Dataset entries
####

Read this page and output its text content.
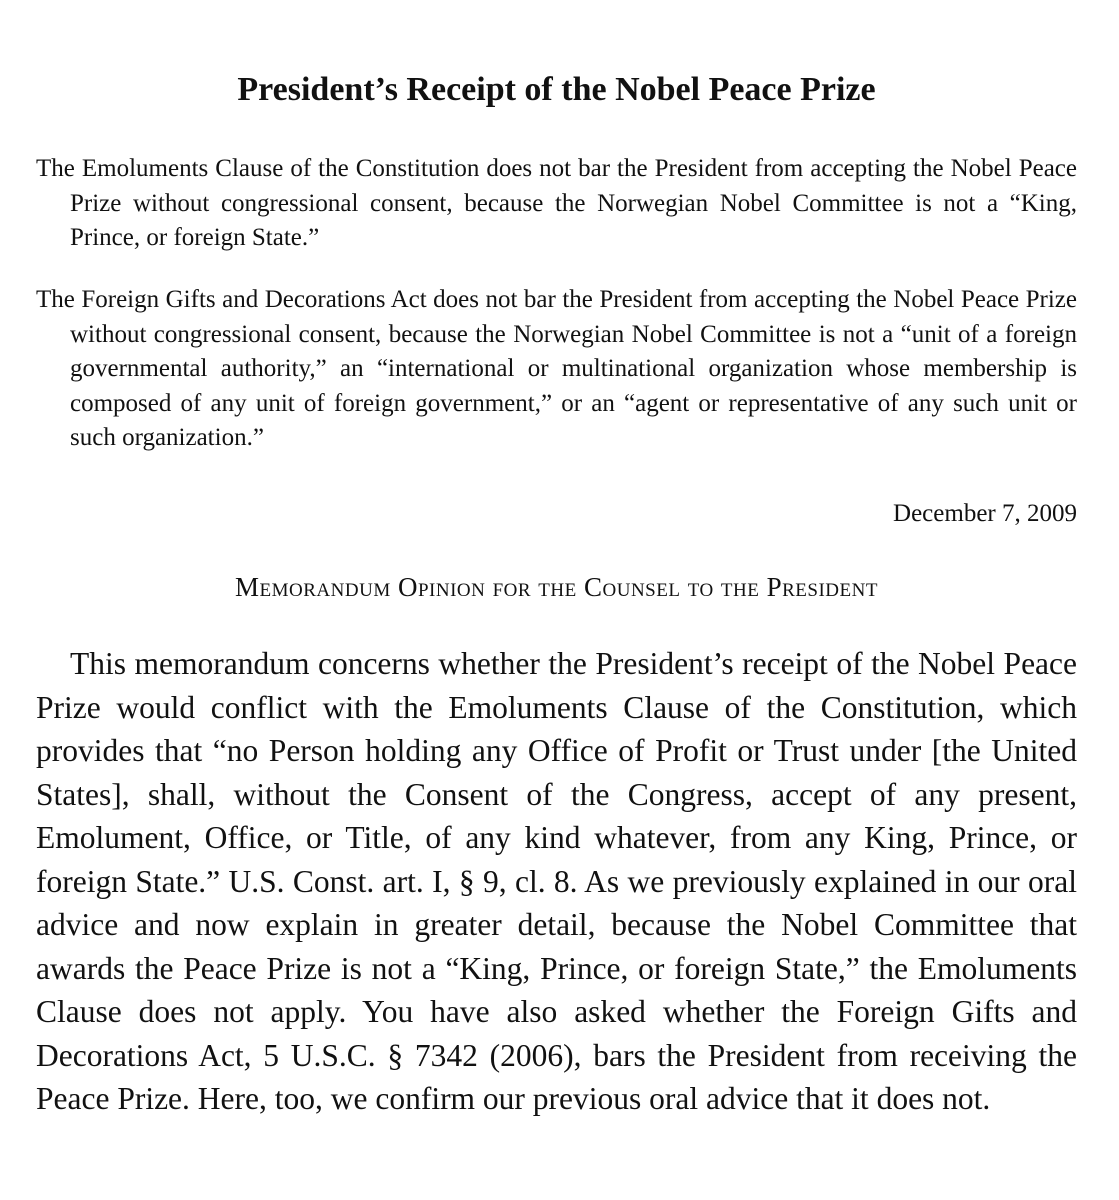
President’s Receipt of the Nobel Peace Prize

The Emoluments Clause of the Constitution does not bar the President from accepting the Nobel Peace Prize without congressional consent, because the Norwegian Nobel Committee is not a “King, Prince, or foreign State.”

The Foreign Gifts and Decorations Act does not bar the President from accepting the Nobel Peace Prize without congressional consent, because the Norwegian Nobel Committee is not a “unit of a foreign governmental authority,” an “international or multinational organization whose membership is composed of any unit of foreign government,” or an “agent or representative of any such unit or such organization.”

December 7, 2009
Memorandum Opinion for the Counsel to the President

This memorandum concerns whether the President’s receipt of the Nobel Peace Prize would conflict with the Emoluments Clause of the Constitution, which provides that “no Person holding any Office of Profit or Trust under [the United States], shall, without the Consent of the Congress, accept of any present, Emolument, Office, or Title, of any kind whatever, from any King, Prince, or foreign State.” U.S. Const. art. I, § 9, cl. 8. As we previously explained in our oral advice and now explain in greater detail, because the Nobel Committee that awards the Peace Prize is not a “King, Prince, or foreign State,” the Emoluments Clause does not apply. You have also asked whether the Foreign Gifts and Decorations Act, 5 U.S.C. § 7342 (2006), bars the President from receiving the Peace Prize. Here, too, we confirm our previous oral advice that it does not.
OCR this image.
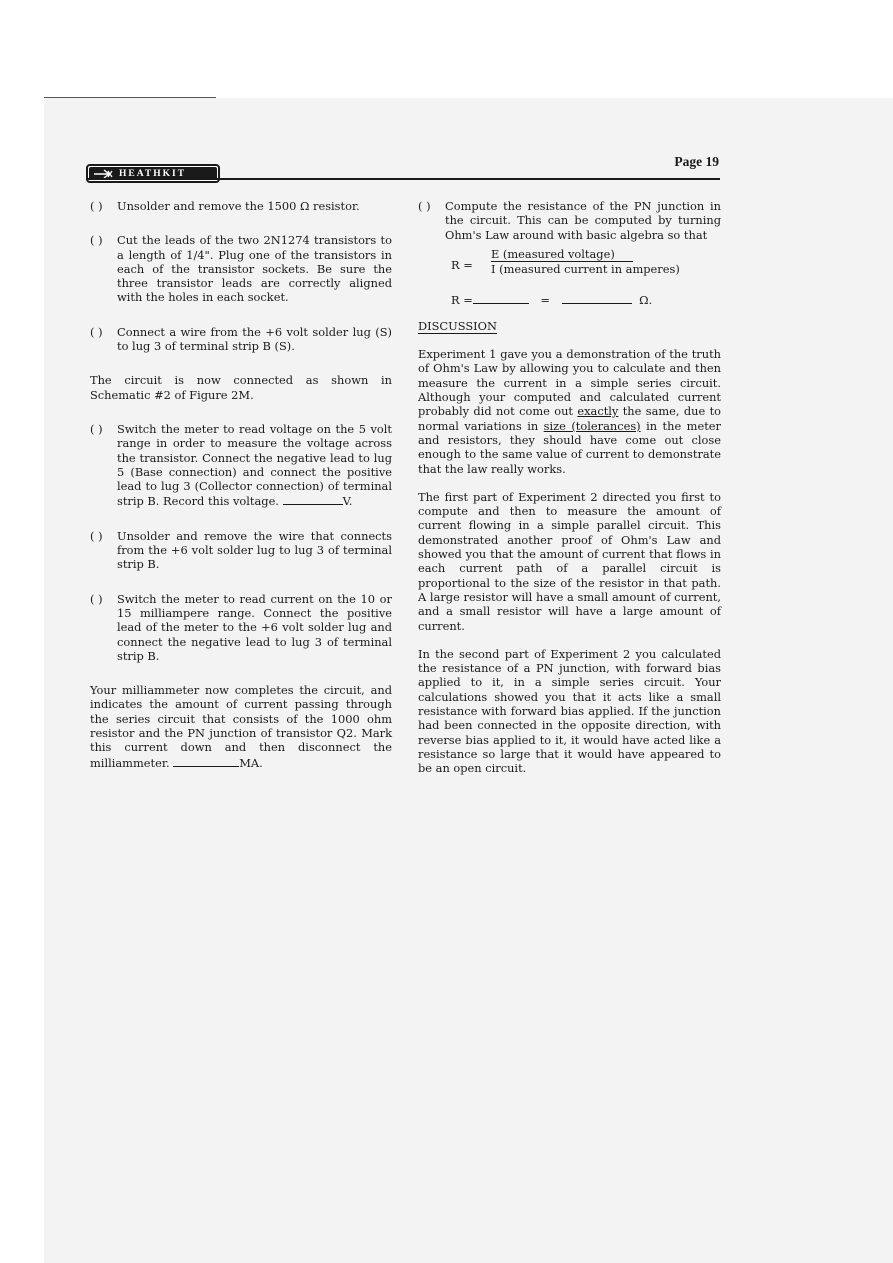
HEATHKIT
Page 19
( ) Unsolder and remove the 1500 Ω resistor.
( ) Cut the leads of the two 2N1274 transistors to a length of 1/4". Plug one of the transistors in each of the transistor sockets. Be sure the three transistor leads are correctly aligned with the holes in each socket.
( ) Connect a wire from the +6 volt solder lug (S) to lug 3 of terminal strip B (S).
The circuit is now connected as shown in Schematic #2 of Figure 2M.
( ) Switch the meter to read voltage on the 5 volt range in order to measure the voltage across the transistor. Connect the negative lead to lug 5 (Base connection) and connect the positive lead to lug 3 (Collector connection) of terminal strip B. Record this voltage.	V.
( ) Unsolder and remove the wire that connects from the +6 volt solder lug to lug 3 of terminal strip B.
( ) Switch the meter to read current on the 10 or 15 milliampere range. Connect the positive lead of the meter to the +6 volt solder lug and connect the negative lead to lug 3 of terminal strip B.
Your milliammeter now completes the circuit, and indicates the amount of current passing through the series circuit that consists of the 1000 ohm resistor and the PN junction of transistor Q2. Mark this current down and then disconnect the milliammeter.	MA.
( ) Compute the resistance of the PN junction in the circuit. This can be computed by turning Ohm's Law around with basic algebra so that
R =
E (measured voltage)
I (measured current in amperes)
R =	=	Ω.
DISCUSSION
Experiment 1 gave you a demonstration of the truth of Ohm's Law by allowing you to calculate and then measure the current in a simple series circuit. Although your computed and calculated current probably did not come out exactly the same, due to normal variations in size (tolerances) in the meter and resistors, they should have come out close enough to the same value of current to demonstrate that the law really works.
The first part of Experiment 2 directed you first to compute and then to measure the amount of current flowing in a simple parallel circuit. This demonstrated another proof of Ohm's Law and showed you that the amount of current that flows in each current path of a parallel circuit is proportional to the size of the resistor in that path. A large resistor will have a small amount of current, and a small resistor will have a large amount of current.
In the second part of Experiment 2 you calculated the resistance of a PN junction, with forward bias applied to it, in a simple series circuit. Your calculations showed you that it acts like a small resistance with forward bias applied. If the junction had been connected in the opposite direction, with reverse bias applied to it, it would have acted like a resistance so large that it would have appeared to be an open circuit.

####

Short problem
Reproduce every line precisely as given, omitting all pictures.

Output for this task
Read this page and output its text content.
President’s Receipt of the Nobel Peace Prize

The Emoluments Clause of the Constitution does not bar the President from accepting the Nobel Peace Prize without congressional consent, because the Norwegian Nobel Committee is not a “King, Prince, or foreign State.”

The Foreign Gifts and Decorations Act does not bar the President from accepting the Nobel Peace Prize without congressional consent, because the Norwegian Nobel Committee is not a “unit of a foreign governmental authority,” an “international or multinational organization whose membership is composed of any unit of foreign government,” or an “agent or representative of any such unit or such organization.”

December 7, 2009
Memorandum Opinion for the Counsel to the President

This memorandum concerns whether the President’s receipt of the Nobel Peace Prize would conflict with the Emoluments Clause of the Constitution, which provides that “no Person holding any Office of Profit or Trust under [the United States], shall, without the Consent of the Congress, accept of any present, Emolument, Office, or Title, of any kind whatever, from any King, Prince, or foreign State.” U.S. Const. art. I, § 9, cl. 8. As we previously explained in our oral advice and now explain in greater detail, because the Nobel Committee that awards the Peace Prize is not a “King, Prince, or foreign State,” the Emoluments Clause does not apply. You have also asked whether the Foreign Gifts and Decorations Act, 5 U.S.C. § 7342 (2006), bars the President from receiving the Peace Prize. Here, too, we confirm our previous oral advice that it does not.
OCR this image.
HEATHKIT
Page 19
( ) Unsolder and remove the 1500 Ω resistor.
( ) Cut the leads of the two 2N1274 transistors to a length of 1/4". Plug one of the transistors in each of the transistor sockets. Be sure the three transistor leads are correctly aligned with the holes in each socket.
( ) Connect a wire from the +6 volt solder lug (S) to lug 3 of terminal strip B (S).
The circuit is now connected as shown in Schematic #2 of Figure 2M.
( ) Switch the meter to read voltage on the 5 volt range in order to measure the voltage across the transistor. Connect the negative lead to lug 5 (Base connection) and connect the positive lead to lug 3 (Collector connection) of terminal strip B. Record this voltage.	V.
( ) Unsolder and remove the wire that connects from the +6 volt solder lug to lug 3 of terminal strip B.
( ) Switch the meter to read current on the 10 or 15 milliampere range. Connect the positive lead of the meter to the +6 volt solder lug and connect the negative lead to lug 3 of terminal strip B.
Your milliammeter now completes the circuit, and indicates the amount of current passing through the series circuit that consists of the 1000 ohm resistor and the PN junction of transistor Q2. Mark this current down and then disconnect the milliammeter.	MA.
( ) Compute the resistance of the PN junction in the circuit. This can be computed by turning Ohm's Law around with basic algebra so that
R =
E (measured voltage)
I (measured current in amperes)
R =	=	Ω.
DISCUSSION
Experiment 1 gave you a demonstration of the truth of Ohm's Law by allowing you to calculate and then measure the current in a simple series circuit. Although your computed and calculated current probably did not come out exactly the same, due to normal variations in size (tolerances) in the meter and resistors, they should have come out close enough to the same value of current to demonstrate that the law really works.
The first part of Experiment 2 directed you first to compute and then to measure the amount of current flowing in a simple parallel circuit. This demonstrated another proof of Ohm's Law and showed you that the amount of current that flows in each current path of a parallel circuit is proportional to the size of the resistor in that path. A large resistor will have a small amount of current, and a small resistor will have a large amount of current.
In the second part of Experiment 2 you calculated the resistance of a PN junction, with forward bias applied to it, in a simple series circuit. Your calculations showed you that it acts like a small resistance with forward bias applied. If the junction had been connected in the opposite direction, with reverse bias applied to it, it would have acted like a resistance so large that it would have appeared to be an open circuit.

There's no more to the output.